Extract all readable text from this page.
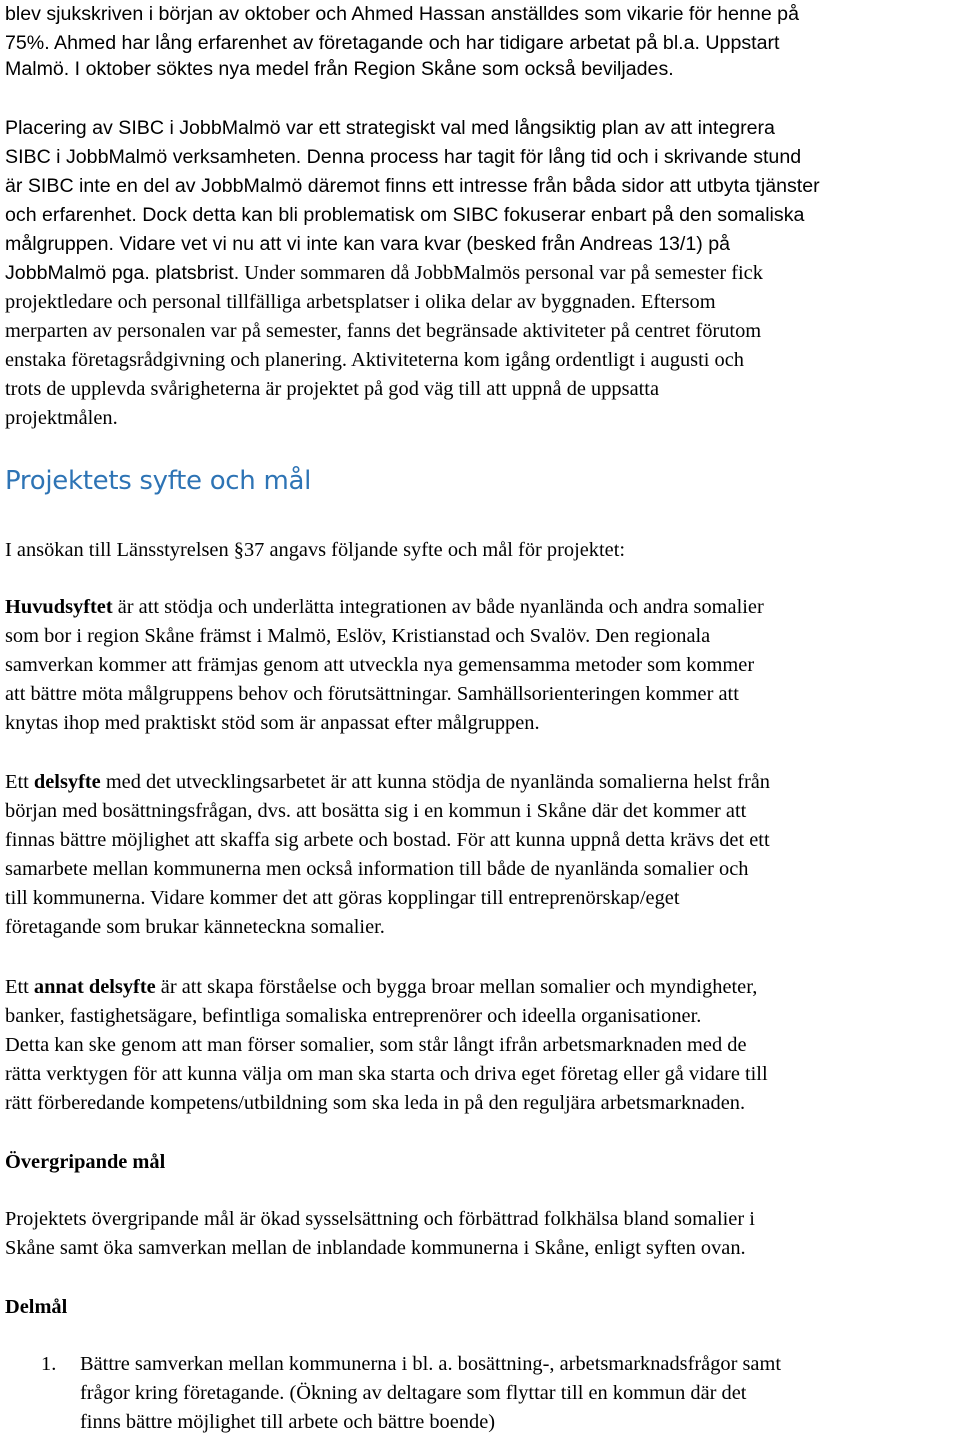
blev sjukskriven i början av oktober och Ahmed Hassan anställdes som vikarie för henne på
75%. Ahmed har lång erfarenhet av företagande och har tidigare arbetat på bl.a. Uppstart
Malmö. I oktober söktes nya medel från Region Skåne som också beviljades.
Placering av SIBC i JobbMalmö var ett strategiskt val med långsiktig plan av att integrera
SIBC i JobbMalmö verksamheten. Denna process har tagit för lång tid och i skrivande stund
är SIBC inte en del av JobbMalmö däremot finns ett intresse från båda sidor att utbyta tjänster
och erfarenhet. Dock detta kan bli problematisk om SIBC fokuserar enbart på den somaliska
målgruppen. Vidare vet vi nu att vi inte kan vara kvar (besked från Andreas 13/1) på
JobbMalmö pga. platsbrist. Under sommaren då JobbMalmös personal var på semester fick
projektledare och personal tillfälliga arbetsplatser i olika delar av byggnaden. Eftersom
merparten av personalen var på semester, fanns det begränsade aktiviteter på centret förutom
enstaka företagsrådgivning och planering. Aktiviteterna kom igång ordentligt i augusti och
trots de upplevda svårigheterna är projektet på god väg till att uppnå de uppsatta
projektmålen.
Projektets syfte och mål
I ansökan till Länsstyrelsen §37 angavs följande syfte och mål för projektet:
Huvudsyftet är att stödja och underlätta integrationen av både nyanlända och andra somalier
som bor i region Skåne främst i Malmö, Eslöv, Kristianstad och Svalöv. Den regionala
samverkan kommer att främjas genom att utveckla nya gemensamma metoder som kommer
att bättre möta målgruppens behov och förutsättningar. Samhällsorienteringen kommer att
knytas ihop med praktiskt stöd som är anpassat efter målgruppen.
Ett delsyfte med det utvecklingsarbetet är att kunna stödja de nyanlända somalierna helst från
början med bosättningsfrågan, dvs. att bosätta sig i en kommun i Skåne där det kommer att
finnas bättre möjlighet att skaffa sig arbete och bostad. För att kunna uppnå detta krävs det ett
samarbete mellan kommunerna men också information till både de nyanlända somalier och
till kommunerna. Vidare kommer det att göras kopplingar till entreprenörskap/eget
företagande som brukar känneteckna somalier.
Ett annat delsyfte är att skapa förståelse och bygga broar mellan somalier och myndigheter,
banker, fastighetsägare, befintliga somaliska entreprenörer och ideella organisationer.
Detta kan ske genom att man förser somalier, som står långt ifrån arbetsmarknaden med de
rätta verktygen för att kunna välja om man ska starta och driva eget företag eller gå vidare till
rätt förberedande kompetens/utbildning som ska leda in på den reguljära arbetsmarknaden.
Övergripande mål
Projektets övergripande mål är ökad sysselsättning och förbättrad folkhälsa bland somalier i
Skåne samt öka samverkan mellan de inblandade kommunerna i Skåne, enligt syften ovan.
Delmål
1. Bättre samverkan mellan kommunerna i bl. a. bosättning-, arbetsmarknadsfrågor samt
frågor kring företagande. (Ökning av deltagare som flyttar till en kommun där det
finns bättre möjlighet till arbete och bättre boende)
***
### Exercise aim
Look for the word "mellan" throughout the material above and copy every line that has it.

### Exercise result
samarbete mellan kommunerna men också information till både de nyanlända somalier och
Ett annat delsyfte är att skapa förståelse och bygga broar mellan somalier och myndigheter,
Skåne samt öka samverkan mellan de inblandade kommunerna i Skåne, enligt syften ovan.
1. Bättre samverkan mellan kommunerna i bl. a. bosättning-, arbetsmarknadsfrågor samt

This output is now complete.